Data listing:
####

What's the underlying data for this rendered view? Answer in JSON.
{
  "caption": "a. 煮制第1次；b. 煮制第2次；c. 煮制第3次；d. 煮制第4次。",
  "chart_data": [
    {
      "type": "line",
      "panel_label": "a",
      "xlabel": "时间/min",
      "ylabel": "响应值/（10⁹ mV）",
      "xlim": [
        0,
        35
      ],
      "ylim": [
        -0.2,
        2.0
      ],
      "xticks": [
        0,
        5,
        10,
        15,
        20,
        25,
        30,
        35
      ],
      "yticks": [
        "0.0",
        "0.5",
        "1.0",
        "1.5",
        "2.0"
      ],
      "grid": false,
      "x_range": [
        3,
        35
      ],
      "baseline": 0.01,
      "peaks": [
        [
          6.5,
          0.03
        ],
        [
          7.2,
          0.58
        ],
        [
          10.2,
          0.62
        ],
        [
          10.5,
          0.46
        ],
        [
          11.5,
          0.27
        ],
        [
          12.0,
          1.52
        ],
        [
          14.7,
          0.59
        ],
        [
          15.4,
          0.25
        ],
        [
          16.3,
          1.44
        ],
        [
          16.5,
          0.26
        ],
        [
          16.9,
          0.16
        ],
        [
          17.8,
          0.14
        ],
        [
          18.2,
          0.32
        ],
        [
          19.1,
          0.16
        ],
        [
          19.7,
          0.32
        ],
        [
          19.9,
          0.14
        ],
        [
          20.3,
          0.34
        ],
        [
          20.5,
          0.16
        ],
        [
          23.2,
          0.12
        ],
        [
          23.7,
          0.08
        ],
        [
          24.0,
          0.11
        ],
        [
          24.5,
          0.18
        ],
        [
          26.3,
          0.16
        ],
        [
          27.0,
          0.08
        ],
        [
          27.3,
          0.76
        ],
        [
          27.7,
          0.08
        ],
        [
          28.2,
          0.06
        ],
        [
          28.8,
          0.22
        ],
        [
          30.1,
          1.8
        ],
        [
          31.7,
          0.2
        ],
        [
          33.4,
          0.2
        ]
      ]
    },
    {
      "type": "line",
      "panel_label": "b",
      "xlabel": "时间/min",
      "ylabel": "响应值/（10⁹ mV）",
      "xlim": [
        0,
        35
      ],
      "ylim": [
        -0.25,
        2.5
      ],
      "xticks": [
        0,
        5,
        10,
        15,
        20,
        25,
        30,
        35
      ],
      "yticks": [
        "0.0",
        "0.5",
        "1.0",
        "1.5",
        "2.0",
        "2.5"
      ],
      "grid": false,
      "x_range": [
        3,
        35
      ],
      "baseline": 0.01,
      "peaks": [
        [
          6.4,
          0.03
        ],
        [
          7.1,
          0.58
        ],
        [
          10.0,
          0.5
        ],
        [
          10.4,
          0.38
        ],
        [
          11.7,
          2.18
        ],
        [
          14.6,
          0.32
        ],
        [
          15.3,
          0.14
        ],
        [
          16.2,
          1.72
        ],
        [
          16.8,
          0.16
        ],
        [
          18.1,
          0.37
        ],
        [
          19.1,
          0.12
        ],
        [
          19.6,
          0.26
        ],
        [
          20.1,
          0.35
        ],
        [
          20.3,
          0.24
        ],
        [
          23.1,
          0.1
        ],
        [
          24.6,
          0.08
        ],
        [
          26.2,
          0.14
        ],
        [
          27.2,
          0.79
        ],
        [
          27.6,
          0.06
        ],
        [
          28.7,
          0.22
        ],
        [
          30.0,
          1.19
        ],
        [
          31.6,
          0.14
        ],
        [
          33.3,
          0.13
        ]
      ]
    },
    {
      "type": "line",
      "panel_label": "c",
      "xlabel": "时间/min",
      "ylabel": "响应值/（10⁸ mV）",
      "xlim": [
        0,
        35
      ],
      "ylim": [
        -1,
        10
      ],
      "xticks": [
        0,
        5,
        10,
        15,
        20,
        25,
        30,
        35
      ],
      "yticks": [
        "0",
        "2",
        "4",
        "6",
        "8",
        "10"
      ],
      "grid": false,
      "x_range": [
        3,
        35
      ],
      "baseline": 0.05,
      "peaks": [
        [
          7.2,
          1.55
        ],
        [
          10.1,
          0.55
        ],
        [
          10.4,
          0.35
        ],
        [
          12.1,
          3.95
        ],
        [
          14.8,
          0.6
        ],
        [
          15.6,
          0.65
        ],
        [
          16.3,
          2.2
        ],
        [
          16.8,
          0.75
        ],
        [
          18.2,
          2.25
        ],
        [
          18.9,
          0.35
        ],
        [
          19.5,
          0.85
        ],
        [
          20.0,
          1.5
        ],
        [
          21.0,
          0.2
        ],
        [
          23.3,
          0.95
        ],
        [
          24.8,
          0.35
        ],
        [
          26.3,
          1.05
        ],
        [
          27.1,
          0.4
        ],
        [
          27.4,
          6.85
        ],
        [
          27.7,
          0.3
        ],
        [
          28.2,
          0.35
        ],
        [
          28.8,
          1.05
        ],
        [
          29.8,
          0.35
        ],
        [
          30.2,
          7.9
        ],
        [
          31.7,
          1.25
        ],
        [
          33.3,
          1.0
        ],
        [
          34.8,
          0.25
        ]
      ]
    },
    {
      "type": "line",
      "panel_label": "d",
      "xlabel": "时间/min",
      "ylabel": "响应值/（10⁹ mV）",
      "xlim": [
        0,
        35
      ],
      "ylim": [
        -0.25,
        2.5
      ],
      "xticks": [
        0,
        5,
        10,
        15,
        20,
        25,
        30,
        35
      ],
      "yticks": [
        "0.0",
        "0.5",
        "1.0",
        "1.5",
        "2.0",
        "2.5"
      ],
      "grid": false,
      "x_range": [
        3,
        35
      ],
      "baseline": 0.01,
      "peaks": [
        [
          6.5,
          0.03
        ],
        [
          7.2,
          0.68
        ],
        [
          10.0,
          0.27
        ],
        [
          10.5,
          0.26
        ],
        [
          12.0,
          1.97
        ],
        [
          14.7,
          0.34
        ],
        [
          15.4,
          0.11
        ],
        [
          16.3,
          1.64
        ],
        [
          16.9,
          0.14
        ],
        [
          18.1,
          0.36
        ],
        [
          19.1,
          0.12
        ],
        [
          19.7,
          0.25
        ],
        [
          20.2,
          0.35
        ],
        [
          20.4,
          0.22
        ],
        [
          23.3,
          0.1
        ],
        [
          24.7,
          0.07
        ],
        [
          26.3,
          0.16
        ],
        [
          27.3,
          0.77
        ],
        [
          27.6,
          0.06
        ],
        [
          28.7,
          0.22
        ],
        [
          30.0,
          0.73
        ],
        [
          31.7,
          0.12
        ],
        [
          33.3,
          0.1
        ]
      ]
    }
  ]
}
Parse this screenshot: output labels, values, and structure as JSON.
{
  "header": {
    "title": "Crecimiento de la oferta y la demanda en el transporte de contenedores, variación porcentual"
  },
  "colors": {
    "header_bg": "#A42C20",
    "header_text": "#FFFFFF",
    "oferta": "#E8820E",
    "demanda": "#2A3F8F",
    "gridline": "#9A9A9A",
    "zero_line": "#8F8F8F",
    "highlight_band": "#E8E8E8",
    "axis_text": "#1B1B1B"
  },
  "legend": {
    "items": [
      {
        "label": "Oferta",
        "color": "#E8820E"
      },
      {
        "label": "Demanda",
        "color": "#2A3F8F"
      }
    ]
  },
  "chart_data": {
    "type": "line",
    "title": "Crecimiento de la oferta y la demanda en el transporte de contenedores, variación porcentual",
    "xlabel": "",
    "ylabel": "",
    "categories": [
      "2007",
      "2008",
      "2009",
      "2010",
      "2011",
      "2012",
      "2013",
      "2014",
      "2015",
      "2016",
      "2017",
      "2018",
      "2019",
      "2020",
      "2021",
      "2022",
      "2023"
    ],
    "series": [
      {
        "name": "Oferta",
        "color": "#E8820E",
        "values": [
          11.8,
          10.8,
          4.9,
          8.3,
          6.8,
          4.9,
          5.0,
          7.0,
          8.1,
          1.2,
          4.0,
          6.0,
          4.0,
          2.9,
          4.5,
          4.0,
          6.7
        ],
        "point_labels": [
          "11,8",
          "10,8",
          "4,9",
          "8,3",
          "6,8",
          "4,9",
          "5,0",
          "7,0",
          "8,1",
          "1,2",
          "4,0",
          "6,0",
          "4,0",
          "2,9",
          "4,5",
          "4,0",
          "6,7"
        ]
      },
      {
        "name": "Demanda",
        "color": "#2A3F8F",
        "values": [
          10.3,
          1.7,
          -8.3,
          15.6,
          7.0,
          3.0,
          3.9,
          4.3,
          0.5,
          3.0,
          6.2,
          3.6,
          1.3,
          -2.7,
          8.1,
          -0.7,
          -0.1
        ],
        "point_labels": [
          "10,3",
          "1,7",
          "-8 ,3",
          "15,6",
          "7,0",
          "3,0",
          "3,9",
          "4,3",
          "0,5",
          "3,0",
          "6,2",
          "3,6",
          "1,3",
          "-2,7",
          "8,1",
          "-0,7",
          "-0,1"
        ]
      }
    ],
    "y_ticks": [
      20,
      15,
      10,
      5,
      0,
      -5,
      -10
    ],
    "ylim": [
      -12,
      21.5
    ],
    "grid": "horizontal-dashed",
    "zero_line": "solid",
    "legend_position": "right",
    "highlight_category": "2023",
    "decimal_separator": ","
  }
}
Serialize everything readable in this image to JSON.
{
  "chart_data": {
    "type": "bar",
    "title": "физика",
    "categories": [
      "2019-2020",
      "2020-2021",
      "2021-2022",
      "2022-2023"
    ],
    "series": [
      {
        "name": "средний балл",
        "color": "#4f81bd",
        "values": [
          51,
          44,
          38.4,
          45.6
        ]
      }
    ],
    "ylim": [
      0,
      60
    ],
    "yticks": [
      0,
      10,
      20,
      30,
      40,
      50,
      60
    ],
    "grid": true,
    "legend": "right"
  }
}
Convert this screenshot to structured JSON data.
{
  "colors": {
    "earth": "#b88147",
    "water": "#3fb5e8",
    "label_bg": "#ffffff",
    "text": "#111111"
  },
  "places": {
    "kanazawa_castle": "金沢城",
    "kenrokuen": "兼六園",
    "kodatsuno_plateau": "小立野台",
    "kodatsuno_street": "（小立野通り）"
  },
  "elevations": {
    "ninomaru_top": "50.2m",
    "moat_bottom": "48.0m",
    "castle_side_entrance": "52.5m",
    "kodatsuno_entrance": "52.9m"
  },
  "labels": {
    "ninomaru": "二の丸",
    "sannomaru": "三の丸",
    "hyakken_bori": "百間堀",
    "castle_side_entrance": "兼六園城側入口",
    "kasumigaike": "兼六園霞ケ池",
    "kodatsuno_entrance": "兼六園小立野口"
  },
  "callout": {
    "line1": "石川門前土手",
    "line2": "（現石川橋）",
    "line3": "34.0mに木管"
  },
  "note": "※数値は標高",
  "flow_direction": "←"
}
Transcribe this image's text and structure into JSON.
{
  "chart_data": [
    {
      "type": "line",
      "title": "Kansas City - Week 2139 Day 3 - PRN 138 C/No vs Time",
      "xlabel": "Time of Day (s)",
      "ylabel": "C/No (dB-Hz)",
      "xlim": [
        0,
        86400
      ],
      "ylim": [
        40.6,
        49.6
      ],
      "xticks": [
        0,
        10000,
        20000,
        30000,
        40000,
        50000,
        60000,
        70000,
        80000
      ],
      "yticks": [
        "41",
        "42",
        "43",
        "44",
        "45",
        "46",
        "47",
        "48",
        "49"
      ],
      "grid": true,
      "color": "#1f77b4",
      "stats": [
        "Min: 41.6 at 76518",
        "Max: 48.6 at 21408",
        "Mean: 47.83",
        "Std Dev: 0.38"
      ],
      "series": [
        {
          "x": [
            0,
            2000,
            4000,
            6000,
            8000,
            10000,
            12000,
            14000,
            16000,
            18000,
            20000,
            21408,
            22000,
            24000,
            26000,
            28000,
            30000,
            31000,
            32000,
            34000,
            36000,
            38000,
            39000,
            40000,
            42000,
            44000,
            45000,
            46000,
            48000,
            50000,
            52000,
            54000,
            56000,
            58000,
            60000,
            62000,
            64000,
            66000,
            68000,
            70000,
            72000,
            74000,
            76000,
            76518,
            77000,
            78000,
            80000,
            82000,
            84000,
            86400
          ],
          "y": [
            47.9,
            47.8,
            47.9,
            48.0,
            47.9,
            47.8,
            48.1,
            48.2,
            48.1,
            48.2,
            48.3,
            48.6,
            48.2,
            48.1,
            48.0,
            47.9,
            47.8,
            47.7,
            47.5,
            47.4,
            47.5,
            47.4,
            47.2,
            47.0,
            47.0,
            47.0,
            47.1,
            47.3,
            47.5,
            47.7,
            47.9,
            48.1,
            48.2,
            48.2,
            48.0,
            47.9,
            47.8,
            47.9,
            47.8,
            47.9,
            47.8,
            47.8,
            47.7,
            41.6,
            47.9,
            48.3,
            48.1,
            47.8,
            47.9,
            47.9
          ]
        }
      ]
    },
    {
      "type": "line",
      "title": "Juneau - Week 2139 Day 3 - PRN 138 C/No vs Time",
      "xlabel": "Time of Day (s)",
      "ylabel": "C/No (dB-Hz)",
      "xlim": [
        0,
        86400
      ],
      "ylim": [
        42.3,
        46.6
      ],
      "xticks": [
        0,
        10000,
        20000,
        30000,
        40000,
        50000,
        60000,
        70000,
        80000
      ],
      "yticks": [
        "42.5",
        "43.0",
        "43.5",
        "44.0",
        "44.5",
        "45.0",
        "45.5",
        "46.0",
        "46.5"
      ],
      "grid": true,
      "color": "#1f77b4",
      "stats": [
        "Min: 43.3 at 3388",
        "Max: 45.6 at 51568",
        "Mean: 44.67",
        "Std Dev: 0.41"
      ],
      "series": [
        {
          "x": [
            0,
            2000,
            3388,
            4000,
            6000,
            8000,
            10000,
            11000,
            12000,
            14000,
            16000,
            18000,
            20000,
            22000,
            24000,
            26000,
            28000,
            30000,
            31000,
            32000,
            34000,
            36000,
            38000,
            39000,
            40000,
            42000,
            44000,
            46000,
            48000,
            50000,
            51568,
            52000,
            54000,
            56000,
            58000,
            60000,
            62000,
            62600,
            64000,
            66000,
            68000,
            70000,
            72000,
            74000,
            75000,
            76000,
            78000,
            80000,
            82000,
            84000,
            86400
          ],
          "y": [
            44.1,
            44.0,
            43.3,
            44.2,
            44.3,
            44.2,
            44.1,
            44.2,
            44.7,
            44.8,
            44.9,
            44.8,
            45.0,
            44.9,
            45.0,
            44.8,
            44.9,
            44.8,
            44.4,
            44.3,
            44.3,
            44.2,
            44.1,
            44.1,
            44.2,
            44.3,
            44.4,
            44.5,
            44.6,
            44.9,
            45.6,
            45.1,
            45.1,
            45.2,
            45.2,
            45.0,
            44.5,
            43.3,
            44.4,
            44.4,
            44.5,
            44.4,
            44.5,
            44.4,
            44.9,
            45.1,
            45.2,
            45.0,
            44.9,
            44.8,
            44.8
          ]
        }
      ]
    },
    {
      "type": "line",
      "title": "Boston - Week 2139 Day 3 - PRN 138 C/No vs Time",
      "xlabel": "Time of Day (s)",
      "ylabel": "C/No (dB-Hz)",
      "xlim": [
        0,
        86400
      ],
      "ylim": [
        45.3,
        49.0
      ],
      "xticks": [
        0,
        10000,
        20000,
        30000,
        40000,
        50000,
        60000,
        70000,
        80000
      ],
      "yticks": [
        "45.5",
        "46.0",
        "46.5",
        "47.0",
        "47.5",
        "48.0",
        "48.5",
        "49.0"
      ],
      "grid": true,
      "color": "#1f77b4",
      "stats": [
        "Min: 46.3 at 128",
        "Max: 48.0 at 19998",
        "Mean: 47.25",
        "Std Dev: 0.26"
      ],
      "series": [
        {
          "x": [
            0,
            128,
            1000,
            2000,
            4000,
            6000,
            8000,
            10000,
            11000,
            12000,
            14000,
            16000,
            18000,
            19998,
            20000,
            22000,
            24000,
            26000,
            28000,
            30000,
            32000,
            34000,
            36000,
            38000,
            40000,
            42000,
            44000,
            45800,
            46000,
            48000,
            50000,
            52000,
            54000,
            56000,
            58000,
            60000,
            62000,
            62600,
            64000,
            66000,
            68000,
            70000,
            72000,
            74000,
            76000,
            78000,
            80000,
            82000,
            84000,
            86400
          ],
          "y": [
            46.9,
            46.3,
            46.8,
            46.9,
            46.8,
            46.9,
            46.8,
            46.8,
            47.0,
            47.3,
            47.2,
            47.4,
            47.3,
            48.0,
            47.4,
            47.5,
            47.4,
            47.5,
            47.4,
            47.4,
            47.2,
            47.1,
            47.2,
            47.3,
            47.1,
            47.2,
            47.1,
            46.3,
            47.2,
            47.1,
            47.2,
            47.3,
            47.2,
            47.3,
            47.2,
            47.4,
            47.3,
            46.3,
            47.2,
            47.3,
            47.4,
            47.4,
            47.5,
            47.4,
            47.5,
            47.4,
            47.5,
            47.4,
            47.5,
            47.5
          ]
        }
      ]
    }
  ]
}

####

Review the material and copy each line in which the word "variación" appears.

    "title": "Crecimiento de la oferta y la demanda en el transporte de contenedores, variación porcentual"
    "title": "Crecimiento de la oferta y la demanda en el transporte de contenedores, variación porcentual",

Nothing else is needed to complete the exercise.